- **GOAL**: Check each line of the records below and collect those that include the word "document".

:: DATA PROVIDED

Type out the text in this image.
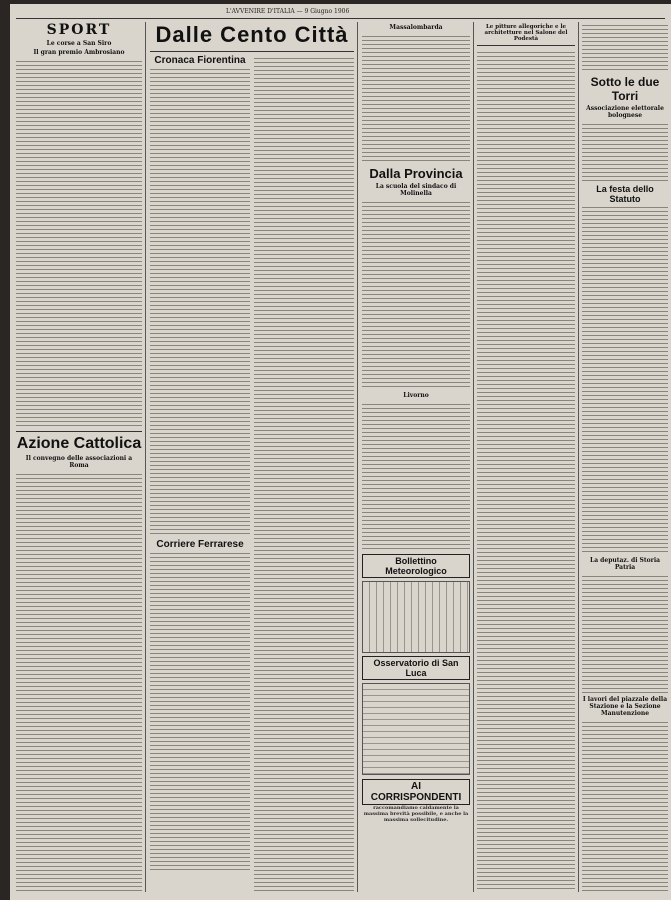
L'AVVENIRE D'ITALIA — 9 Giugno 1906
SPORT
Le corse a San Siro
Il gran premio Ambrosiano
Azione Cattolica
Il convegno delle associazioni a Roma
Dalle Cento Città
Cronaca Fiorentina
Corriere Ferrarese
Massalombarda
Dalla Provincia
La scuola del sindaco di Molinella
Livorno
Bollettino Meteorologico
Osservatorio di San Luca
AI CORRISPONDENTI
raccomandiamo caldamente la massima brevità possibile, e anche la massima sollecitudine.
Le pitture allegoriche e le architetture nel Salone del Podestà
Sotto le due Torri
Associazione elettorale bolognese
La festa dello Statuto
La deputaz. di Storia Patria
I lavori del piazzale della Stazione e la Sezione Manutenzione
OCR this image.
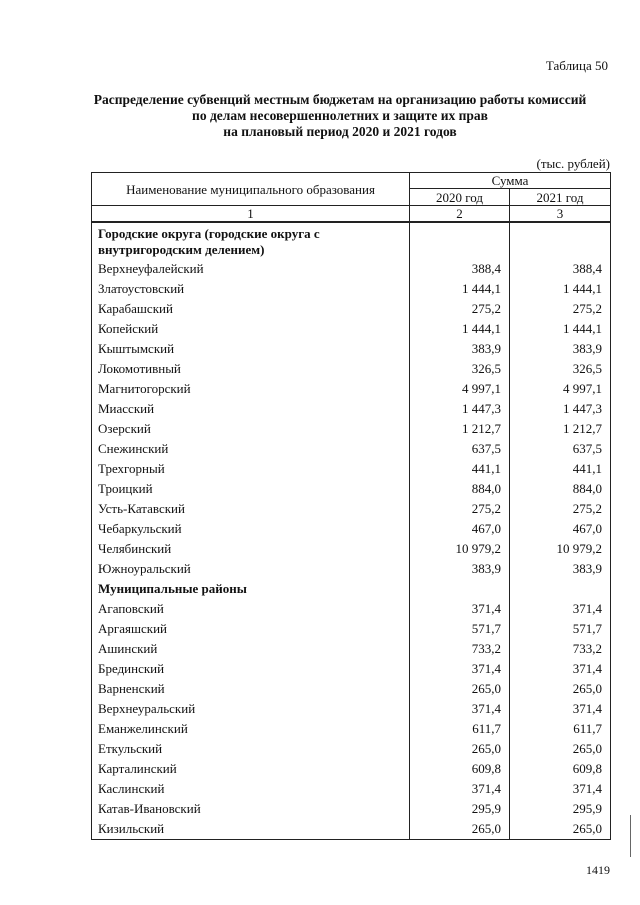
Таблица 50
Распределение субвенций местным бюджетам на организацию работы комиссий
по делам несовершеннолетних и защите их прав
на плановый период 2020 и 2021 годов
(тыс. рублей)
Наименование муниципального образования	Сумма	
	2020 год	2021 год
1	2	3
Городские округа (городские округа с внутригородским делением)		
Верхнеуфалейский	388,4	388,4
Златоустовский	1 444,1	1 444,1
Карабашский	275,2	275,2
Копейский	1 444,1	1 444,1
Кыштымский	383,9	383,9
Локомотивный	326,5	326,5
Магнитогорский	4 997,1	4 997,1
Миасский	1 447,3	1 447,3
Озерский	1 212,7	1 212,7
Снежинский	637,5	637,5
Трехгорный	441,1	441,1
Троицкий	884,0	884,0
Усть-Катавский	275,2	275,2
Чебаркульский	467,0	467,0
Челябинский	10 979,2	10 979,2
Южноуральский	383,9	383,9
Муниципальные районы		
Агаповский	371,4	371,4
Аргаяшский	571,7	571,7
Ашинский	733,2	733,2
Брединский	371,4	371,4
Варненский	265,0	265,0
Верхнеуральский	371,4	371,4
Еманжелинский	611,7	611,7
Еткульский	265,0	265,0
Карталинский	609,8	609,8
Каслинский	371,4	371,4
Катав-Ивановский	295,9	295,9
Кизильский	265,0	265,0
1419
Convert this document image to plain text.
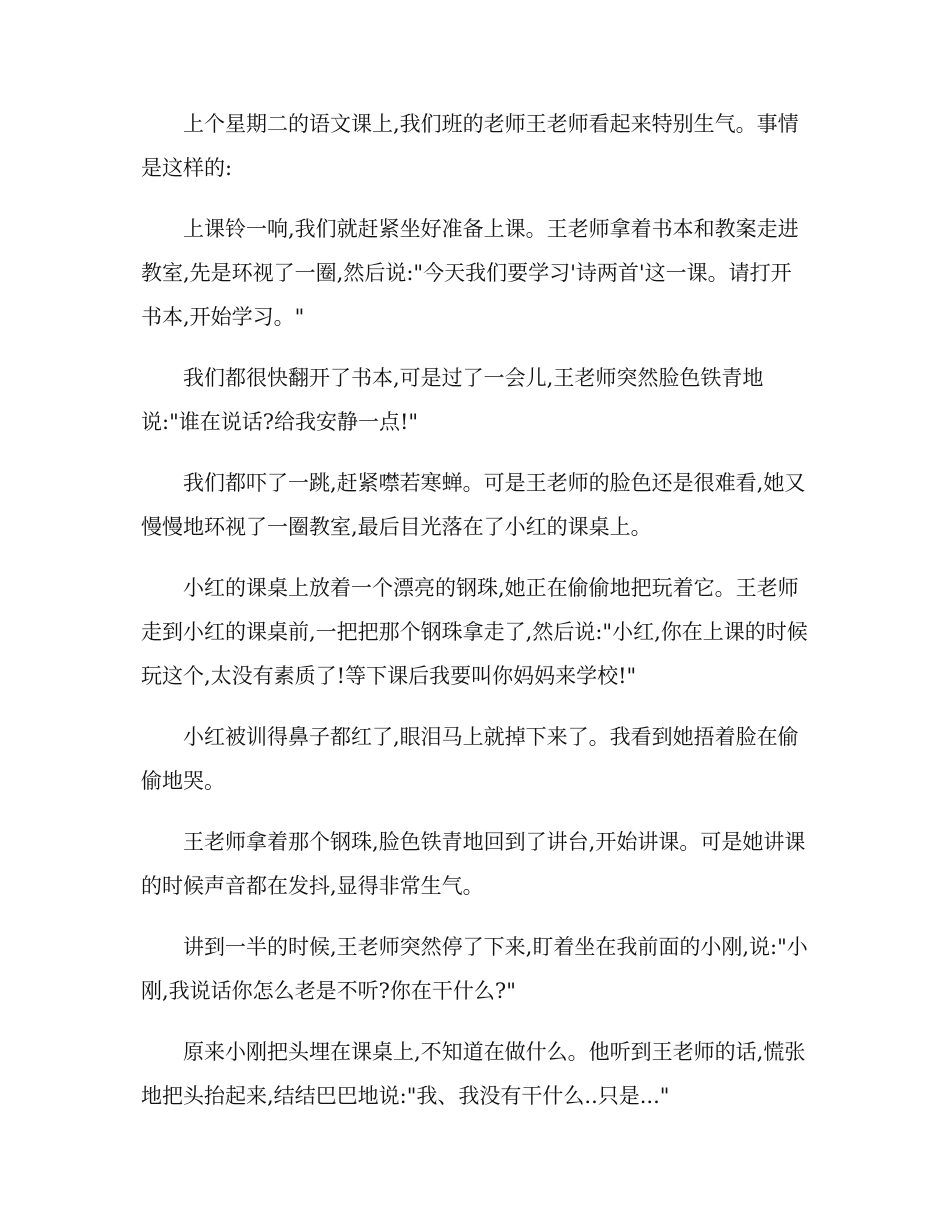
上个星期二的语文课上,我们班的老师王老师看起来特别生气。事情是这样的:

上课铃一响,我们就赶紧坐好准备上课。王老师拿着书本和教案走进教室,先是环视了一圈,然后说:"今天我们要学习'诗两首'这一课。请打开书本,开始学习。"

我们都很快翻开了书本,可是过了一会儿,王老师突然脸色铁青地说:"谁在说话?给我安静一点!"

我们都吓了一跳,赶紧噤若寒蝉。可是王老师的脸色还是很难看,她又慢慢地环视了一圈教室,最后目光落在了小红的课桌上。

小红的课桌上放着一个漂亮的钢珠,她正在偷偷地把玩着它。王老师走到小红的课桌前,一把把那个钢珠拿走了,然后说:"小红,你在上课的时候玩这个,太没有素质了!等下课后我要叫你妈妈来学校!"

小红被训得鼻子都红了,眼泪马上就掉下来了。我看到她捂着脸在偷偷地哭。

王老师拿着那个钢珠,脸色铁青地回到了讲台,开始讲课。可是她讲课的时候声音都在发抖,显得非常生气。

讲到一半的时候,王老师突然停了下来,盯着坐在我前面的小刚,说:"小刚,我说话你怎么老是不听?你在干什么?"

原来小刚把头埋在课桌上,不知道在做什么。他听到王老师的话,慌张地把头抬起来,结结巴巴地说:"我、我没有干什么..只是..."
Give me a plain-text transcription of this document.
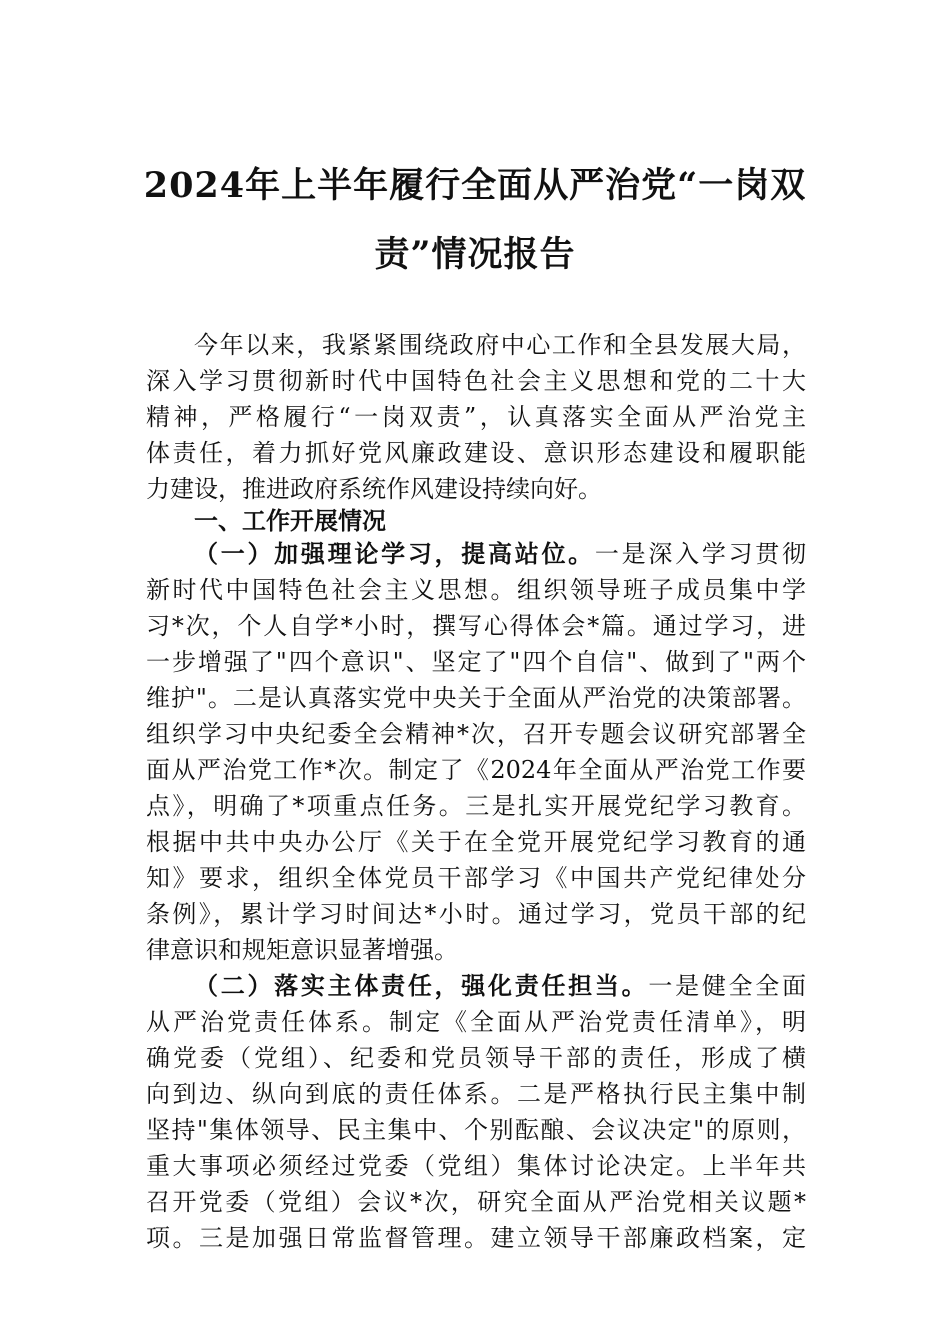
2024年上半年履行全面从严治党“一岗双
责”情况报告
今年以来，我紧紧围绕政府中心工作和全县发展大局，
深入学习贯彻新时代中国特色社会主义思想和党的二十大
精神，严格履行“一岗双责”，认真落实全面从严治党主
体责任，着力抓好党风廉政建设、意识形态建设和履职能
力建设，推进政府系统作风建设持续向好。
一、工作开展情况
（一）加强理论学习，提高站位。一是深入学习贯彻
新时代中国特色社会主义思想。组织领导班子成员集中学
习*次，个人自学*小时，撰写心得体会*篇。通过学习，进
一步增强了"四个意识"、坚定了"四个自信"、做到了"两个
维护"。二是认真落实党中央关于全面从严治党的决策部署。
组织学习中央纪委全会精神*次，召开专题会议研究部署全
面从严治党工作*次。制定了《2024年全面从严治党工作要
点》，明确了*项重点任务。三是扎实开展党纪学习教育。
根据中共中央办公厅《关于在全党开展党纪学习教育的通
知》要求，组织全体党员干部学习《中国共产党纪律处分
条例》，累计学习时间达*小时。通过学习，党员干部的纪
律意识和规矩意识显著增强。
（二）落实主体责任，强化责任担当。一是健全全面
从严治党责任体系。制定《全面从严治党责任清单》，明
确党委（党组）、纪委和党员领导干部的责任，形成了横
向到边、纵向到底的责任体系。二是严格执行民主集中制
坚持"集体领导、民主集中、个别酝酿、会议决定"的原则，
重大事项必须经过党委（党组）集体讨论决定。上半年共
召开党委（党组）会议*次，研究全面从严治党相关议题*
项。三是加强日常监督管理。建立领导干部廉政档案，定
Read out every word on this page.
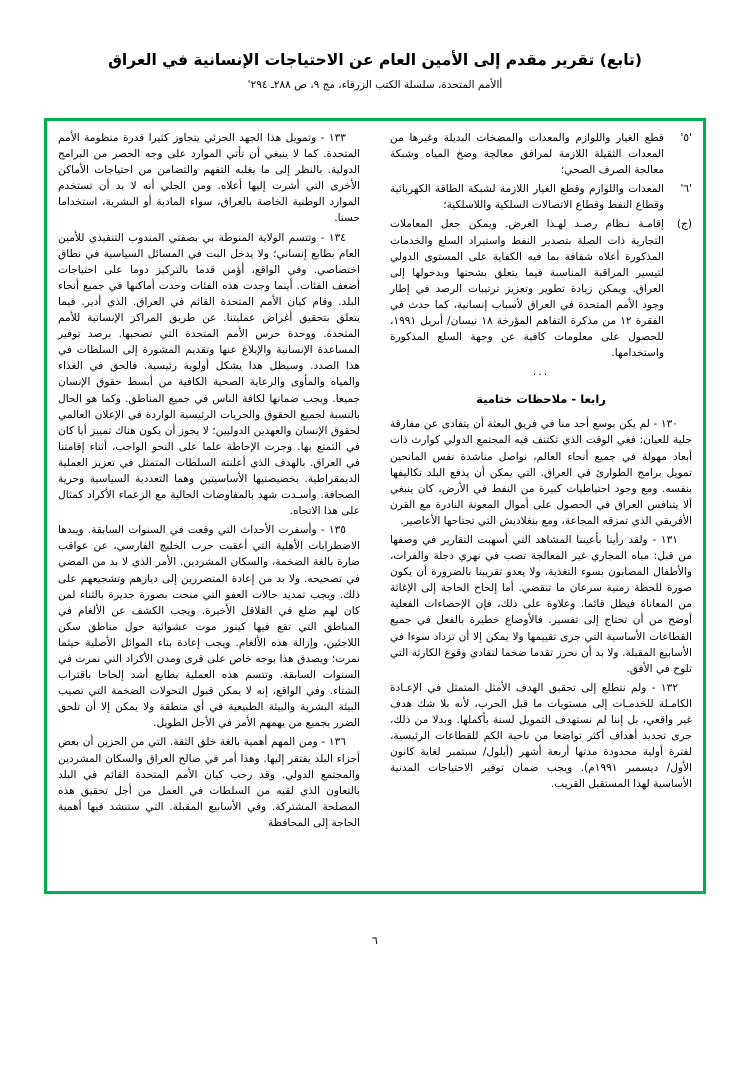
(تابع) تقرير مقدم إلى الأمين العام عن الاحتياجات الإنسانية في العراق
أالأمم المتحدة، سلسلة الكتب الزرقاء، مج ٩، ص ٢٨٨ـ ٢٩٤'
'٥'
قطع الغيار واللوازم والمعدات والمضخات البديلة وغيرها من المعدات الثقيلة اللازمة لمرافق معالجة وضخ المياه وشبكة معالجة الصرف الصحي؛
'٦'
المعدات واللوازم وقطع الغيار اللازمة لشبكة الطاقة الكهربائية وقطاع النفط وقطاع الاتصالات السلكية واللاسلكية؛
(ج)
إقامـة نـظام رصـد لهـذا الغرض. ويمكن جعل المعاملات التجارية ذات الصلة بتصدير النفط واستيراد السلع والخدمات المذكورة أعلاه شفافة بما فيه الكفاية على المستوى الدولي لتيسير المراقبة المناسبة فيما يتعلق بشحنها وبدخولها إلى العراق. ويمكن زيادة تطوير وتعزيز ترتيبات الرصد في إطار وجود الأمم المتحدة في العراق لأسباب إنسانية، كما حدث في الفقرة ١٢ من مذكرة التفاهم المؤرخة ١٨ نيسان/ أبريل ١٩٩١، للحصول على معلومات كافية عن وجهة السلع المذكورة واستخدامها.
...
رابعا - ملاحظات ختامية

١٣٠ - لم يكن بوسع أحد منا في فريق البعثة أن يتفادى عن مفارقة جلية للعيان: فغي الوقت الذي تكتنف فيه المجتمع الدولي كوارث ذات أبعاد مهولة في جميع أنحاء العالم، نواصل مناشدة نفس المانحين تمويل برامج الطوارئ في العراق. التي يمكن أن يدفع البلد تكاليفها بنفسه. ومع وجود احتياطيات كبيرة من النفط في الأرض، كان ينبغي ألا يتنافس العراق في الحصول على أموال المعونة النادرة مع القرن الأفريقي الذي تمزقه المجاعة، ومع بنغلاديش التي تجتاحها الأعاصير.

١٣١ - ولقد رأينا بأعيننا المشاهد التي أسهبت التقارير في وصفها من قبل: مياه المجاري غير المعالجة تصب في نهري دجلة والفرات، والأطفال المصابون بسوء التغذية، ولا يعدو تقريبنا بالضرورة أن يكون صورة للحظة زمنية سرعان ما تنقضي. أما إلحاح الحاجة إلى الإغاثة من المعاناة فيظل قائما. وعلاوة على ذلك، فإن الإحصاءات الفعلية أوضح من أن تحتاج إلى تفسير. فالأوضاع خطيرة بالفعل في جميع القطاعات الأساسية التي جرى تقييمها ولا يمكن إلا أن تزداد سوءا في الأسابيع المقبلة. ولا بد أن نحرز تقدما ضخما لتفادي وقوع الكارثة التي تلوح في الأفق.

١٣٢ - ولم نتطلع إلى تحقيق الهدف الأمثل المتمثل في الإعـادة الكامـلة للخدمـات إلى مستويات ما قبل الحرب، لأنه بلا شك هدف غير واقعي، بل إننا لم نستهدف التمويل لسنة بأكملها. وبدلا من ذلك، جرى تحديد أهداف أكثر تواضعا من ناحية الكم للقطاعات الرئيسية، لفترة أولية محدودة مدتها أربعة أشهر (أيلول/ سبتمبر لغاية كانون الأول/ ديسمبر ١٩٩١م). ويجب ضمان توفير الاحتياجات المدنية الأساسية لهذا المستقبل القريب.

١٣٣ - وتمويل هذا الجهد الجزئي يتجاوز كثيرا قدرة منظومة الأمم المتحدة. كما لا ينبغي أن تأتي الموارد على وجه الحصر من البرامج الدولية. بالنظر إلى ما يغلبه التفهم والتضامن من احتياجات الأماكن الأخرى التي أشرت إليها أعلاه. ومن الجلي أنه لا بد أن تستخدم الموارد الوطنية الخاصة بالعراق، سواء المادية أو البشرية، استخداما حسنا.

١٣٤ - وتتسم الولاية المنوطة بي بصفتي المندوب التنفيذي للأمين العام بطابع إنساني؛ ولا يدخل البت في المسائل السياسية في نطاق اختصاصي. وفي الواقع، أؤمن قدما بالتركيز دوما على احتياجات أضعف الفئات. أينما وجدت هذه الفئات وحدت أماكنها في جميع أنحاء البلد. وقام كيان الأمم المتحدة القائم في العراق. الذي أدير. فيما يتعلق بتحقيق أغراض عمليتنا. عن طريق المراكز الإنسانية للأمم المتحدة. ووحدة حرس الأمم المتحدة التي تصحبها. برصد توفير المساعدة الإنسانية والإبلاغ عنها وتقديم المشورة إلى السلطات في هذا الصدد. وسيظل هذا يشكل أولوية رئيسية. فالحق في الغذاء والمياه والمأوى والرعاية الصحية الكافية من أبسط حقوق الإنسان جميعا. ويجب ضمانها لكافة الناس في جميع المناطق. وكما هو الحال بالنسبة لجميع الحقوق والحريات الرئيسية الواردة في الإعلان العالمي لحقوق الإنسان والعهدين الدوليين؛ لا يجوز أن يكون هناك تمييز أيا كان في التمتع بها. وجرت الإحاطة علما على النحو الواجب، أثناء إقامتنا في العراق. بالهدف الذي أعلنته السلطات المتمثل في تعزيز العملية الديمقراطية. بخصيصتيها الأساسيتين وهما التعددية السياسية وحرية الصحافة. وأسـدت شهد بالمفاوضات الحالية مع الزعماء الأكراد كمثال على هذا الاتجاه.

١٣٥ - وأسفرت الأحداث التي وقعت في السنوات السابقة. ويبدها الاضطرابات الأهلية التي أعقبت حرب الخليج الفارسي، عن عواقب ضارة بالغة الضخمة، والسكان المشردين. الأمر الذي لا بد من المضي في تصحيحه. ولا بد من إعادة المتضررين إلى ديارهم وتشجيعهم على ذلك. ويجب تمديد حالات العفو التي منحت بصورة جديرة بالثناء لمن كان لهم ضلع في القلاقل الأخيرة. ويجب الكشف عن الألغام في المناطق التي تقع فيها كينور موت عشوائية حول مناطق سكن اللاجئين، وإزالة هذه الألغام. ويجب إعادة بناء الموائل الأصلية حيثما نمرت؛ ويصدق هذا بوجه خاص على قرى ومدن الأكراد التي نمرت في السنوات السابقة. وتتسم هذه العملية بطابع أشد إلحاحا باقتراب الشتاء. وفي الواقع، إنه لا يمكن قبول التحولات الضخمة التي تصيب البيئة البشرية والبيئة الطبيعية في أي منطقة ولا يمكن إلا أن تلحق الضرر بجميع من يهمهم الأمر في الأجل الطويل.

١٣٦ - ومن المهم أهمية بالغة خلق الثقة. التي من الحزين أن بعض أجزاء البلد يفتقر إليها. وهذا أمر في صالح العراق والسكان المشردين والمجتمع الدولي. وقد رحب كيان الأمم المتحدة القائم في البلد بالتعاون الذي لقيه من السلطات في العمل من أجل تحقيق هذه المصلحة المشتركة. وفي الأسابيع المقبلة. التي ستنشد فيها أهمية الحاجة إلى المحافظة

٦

::::

- **CORRECT RESULT**:
Convert this document image to plain text.
Give me a plain-text transcription of this document.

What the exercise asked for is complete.